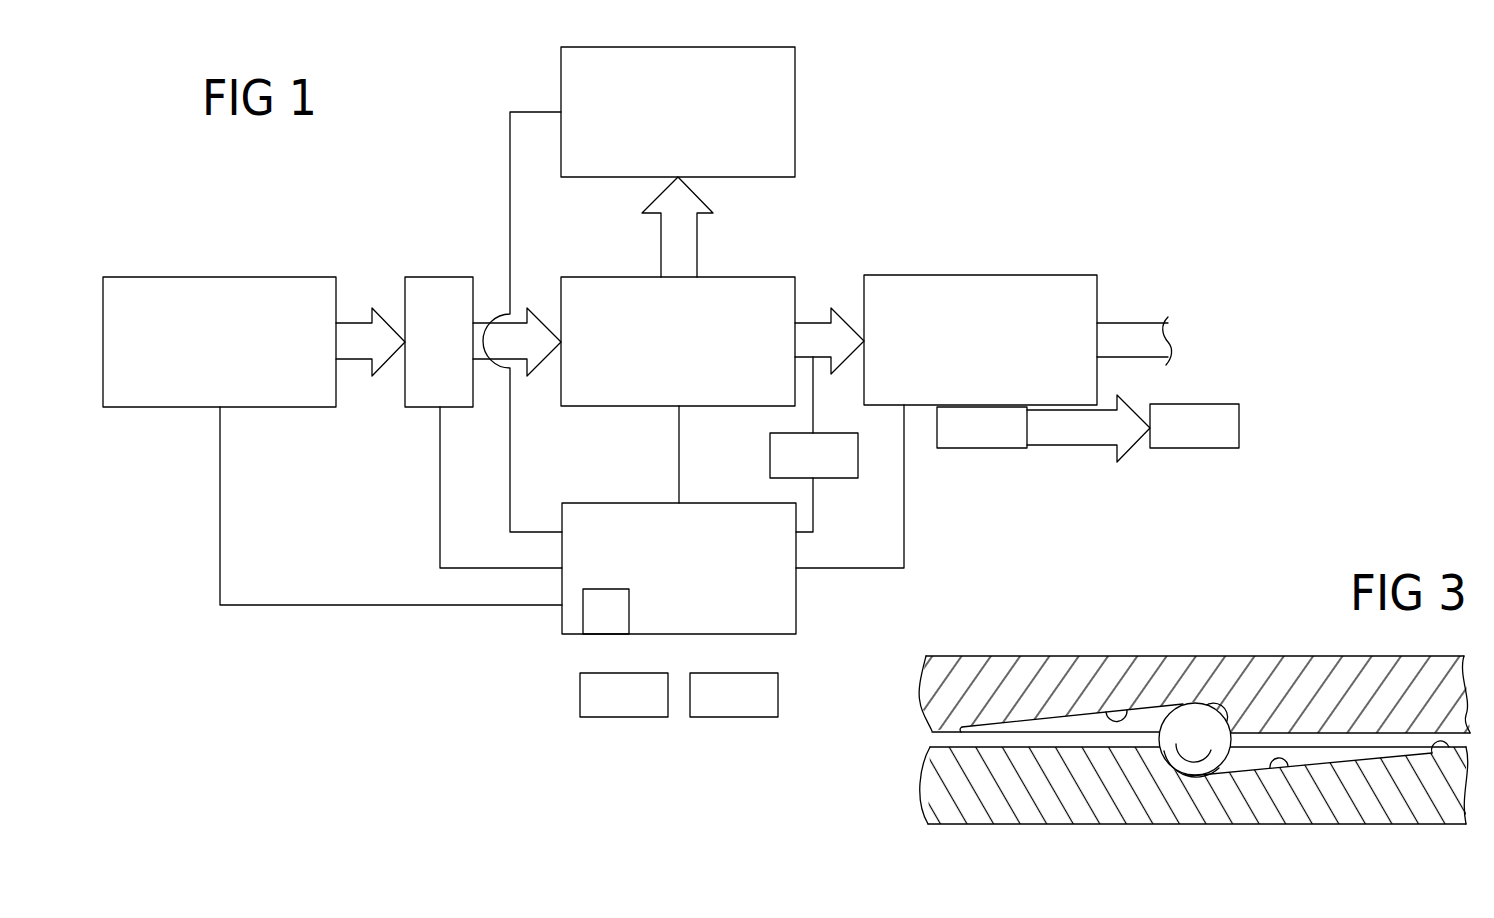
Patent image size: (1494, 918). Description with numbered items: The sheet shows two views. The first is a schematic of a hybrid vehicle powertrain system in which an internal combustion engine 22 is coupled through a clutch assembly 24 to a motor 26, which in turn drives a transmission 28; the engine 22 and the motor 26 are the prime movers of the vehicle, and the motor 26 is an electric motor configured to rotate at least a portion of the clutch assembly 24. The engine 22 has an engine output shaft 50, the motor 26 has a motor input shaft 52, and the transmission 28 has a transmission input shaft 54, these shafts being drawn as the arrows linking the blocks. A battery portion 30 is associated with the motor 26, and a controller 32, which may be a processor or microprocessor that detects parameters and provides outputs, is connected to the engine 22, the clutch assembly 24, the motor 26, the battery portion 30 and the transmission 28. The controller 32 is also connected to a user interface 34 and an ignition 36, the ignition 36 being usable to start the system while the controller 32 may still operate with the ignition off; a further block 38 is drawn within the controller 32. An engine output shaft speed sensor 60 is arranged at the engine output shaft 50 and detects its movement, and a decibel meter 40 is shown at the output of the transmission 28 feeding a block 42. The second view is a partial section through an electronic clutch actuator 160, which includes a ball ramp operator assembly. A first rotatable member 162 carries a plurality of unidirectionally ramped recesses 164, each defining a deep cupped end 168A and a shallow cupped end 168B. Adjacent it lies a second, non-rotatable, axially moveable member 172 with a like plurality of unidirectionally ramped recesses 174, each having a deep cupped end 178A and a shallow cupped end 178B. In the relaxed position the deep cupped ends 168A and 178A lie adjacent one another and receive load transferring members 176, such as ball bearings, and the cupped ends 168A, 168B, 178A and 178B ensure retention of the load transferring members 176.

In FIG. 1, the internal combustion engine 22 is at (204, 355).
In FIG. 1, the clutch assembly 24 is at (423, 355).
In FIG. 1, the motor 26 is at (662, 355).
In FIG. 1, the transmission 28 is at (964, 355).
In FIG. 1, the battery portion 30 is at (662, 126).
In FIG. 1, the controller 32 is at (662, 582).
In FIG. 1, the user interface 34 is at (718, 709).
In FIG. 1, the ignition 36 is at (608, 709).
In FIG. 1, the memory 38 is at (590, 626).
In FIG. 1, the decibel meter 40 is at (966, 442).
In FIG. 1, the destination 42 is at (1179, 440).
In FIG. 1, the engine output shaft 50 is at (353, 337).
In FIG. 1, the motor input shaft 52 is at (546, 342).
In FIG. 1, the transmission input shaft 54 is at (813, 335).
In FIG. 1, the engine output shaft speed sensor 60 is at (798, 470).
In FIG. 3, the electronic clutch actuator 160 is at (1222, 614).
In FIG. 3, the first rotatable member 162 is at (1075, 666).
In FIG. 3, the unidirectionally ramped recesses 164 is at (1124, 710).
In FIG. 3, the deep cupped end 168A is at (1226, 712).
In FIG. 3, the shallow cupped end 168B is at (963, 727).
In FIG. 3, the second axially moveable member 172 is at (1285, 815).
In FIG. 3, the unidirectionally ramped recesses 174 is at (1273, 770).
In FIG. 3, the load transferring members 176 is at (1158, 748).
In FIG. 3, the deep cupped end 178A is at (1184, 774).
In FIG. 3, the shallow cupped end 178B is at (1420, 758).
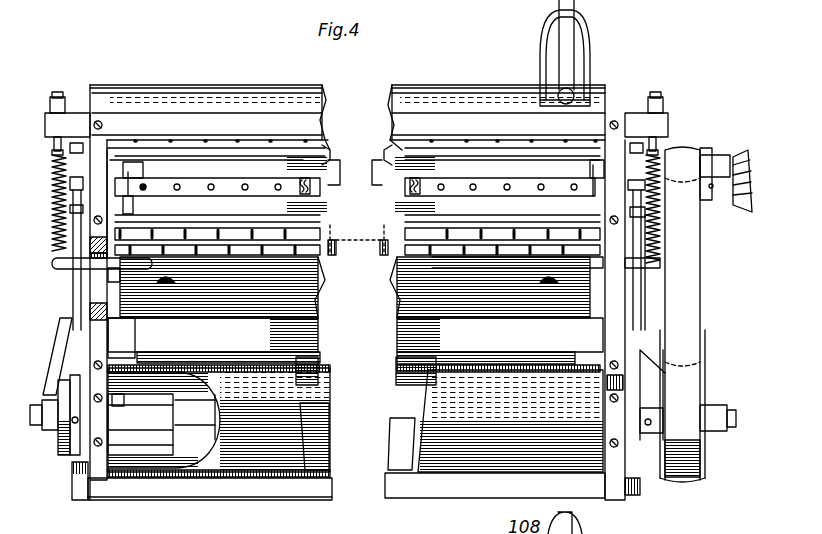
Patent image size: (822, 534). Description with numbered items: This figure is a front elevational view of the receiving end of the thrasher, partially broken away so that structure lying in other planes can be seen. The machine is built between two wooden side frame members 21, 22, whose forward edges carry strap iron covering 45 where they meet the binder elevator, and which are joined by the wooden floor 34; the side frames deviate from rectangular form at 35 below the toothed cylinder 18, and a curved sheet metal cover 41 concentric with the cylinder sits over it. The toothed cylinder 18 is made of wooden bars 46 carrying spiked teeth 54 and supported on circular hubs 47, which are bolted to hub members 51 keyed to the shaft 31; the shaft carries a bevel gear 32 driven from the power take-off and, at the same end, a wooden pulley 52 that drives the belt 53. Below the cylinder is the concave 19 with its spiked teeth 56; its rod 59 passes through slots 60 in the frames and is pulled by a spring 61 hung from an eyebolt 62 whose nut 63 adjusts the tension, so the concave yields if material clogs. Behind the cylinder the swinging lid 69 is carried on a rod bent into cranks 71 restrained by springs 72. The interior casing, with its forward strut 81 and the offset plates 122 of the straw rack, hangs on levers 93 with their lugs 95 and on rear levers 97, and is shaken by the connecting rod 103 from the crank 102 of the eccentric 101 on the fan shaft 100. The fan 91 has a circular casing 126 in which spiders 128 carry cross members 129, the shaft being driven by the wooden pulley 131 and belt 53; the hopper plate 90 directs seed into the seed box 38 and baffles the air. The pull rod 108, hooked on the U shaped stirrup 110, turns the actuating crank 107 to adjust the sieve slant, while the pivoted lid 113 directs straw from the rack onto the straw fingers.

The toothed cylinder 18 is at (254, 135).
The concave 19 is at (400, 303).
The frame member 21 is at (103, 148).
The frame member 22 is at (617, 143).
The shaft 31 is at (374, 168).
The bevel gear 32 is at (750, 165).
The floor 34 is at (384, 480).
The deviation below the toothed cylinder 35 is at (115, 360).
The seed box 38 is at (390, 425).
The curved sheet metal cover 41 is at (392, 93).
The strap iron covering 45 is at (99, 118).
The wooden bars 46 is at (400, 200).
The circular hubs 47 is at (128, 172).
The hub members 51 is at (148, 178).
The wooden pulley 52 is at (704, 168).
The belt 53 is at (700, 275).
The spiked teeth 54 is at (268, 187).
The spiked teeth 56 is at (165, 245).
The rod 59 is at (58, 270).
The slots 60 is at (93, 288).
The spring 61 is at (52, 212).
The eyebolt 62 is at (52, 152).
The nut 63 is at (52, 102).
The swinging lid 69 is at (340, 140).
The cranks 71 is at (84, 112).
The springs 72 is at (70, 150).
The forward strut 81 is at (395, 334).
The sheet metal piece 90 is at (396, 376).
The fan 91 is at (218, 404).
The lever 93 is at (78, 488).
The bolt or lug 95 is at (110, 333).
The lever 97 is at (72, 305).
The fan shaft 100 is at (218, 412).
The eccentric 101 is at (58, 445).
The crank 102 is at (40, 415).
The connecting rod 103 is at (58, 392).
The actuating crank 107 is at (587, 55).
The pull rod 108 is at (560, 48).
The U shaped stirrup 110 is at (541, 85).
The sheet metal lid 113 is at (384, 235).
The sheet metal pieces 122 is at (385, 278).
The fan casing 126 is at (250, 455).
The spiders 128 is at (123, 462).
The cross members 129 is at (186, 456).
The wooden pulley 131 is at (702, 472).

....

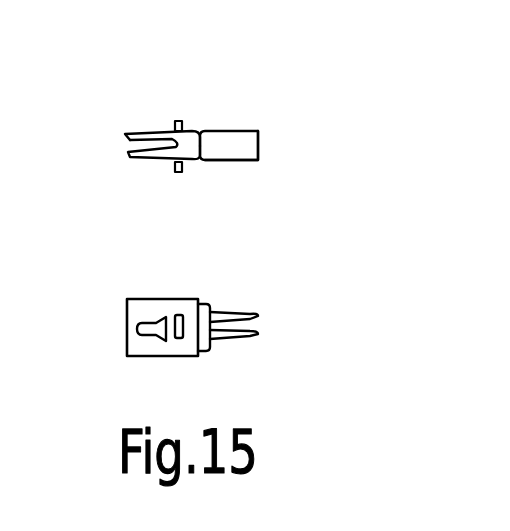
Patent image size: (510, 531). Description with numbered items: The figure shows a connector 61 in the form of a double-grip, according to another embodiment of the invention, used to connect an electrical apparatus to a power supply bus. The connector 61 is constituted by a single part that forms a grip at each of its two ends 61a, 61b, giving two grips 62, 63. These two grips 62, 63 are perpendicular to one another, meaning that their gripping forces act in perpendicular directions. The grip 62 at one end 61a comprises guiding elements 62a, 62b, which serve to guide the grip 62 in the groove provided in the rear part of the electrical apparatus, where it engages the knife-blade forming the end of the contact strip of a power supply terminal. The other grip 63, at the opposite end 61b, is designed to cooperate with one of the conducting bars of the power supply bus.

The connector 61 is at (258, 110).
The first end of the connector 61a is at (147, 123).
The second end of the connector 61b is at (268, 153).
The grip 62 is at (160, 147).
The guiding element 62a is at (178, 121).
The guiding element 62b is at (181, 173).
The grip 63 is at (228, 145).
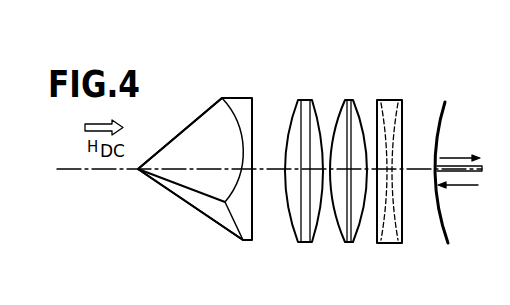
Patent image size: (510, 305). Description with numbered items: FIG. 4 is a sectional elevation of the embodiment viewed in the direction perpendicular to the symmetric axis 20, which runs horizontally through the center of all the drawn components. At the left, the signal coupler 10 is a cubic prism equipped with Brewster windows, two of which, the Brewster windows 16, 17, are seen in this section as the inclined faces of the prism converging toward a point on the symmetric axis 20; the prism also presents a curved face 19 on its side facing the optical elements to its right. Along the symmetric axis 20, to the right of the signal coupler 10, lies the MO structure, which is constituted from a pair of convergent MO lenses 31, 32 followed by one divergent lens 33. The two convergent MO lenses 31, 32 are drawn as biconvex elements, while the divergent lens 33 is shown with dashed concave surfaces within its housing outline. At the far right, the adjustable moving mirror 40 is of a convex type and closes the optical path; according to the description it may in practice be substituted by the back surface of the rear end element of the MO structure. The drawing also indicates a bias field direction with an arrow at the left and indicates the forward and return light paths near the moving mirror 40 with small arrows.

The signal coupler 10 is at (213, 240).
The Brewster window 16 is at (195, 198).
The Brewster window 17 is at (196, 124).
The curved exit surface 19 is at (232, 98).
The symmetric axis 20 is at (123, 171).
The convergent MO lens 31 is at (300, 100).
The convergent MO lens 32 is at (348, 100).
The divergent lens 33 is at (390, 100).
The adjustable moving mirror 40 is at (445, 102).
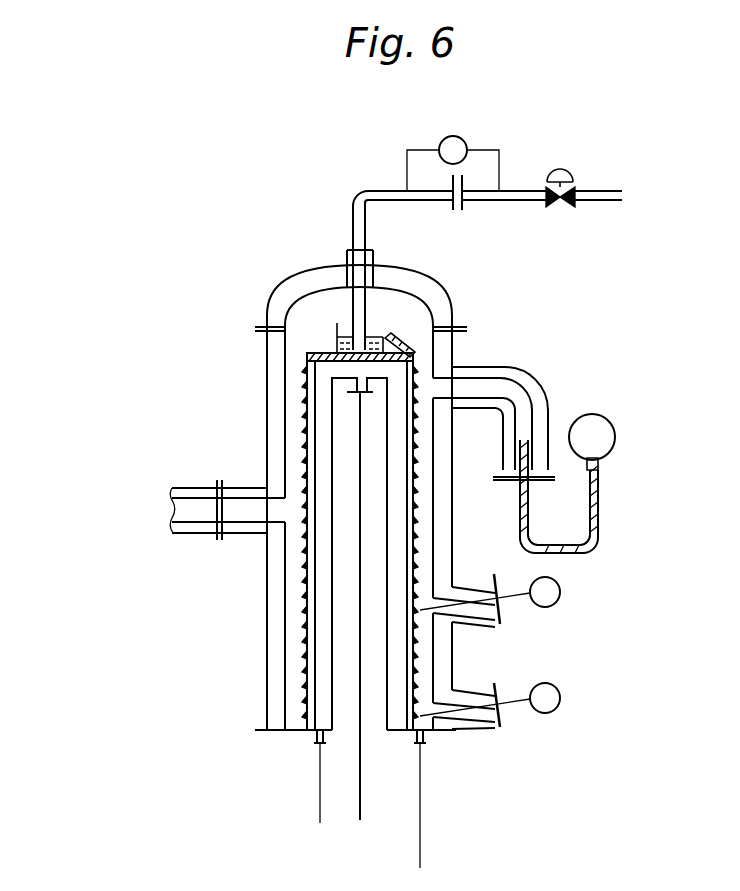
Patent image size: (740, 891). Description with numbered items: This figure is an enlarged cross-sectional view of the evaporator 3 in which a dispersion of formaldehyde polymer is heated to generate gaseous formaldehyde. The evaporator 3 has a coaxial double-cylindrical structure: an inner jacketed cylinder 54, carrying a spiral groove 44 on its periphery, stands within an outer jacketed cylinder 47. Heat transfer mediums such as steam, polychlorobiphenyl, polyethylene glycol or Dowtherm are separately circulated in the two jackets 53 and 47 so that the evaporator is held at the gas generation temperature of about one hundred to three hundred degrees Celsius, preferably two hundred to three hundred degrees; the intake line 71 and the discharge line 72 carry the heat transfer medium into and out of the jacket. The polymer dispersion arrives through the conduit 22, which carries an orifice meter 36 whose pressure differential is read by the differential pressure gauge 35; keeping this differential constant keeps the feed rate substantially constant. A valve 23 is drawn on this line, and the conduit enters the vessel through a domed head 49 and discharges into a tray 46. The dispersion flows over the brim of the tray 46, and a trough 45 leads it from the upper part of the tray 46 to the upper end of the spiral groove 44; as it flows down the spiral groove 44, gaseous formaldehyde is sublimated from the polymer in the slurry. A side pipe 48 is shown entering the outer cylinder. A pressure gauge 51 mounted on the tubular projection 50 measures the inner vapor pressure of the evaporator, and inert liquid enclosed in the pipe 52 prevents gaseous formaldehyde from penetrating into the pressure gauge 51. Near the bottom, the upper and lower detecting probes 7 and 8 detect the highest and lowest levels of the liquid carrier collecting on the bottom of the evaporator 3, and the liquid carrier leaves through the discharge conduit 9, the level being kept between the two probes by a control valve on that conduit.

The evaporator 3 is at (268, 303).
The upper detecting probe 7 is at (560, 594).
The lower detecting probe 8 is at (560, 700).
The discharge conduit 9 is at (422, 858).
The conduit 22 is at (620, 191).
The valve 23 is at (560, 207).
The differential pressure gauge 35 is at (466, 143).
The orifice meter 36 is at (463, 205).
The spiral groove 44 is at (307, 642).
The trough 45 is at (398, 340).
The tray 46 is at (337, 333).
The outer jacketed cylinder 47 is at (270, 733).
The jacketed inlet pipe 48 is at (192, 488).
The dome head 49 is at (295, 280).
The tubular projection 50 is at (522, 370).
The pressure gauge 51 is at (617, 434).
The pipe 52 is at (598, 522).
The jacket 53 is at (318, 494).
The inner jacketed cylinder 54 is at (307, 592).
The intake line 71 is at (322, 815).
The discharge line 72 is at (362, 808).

....

Please copy out unchanged the lines above, starting at the one containing "Patent image size: (510, 531)." and stopping after the one containing "The grip 63 is at (228, 145).".

_EXERCISE SOLUTION_
Patent image size: (510, 531). Description with numbered items: The figure shows a connector 61 in the form of a double-grip, according to another embodiment of the invention, used to connect an electrical apparatus to a power supply bus. The connector 61 is constituted by a single part that forms a grip at each of its two ends 61a, 61b, giving two grips 62, 63. These two grips 62, 63 are perpendicular to one another, meaning that their gripping forces act in perpendicular directions. The grip 62 at one end 61a comprises guiding elements 62a, 62b, which serve to guide the grip 62 in the groove provided in the rear part of the electrical apparatus, where it engages the knife-blade forming the end of the contact strip of a power supply terminal. The other grip 63, at the opposite end 61b, is designed to cooperate with one of the conducting bars of the power supply bus.

The connector 61 is at (258, 110).
The first end of the connector 61a is at (147, 123).
The second end of the connector 61b is at (268, 153).
The grip 62 is at (160, 147).
The guiding element 62a is at (178, 121).
The guiding element 62b is at (181, 173).
The grip 63 is at (228, 145).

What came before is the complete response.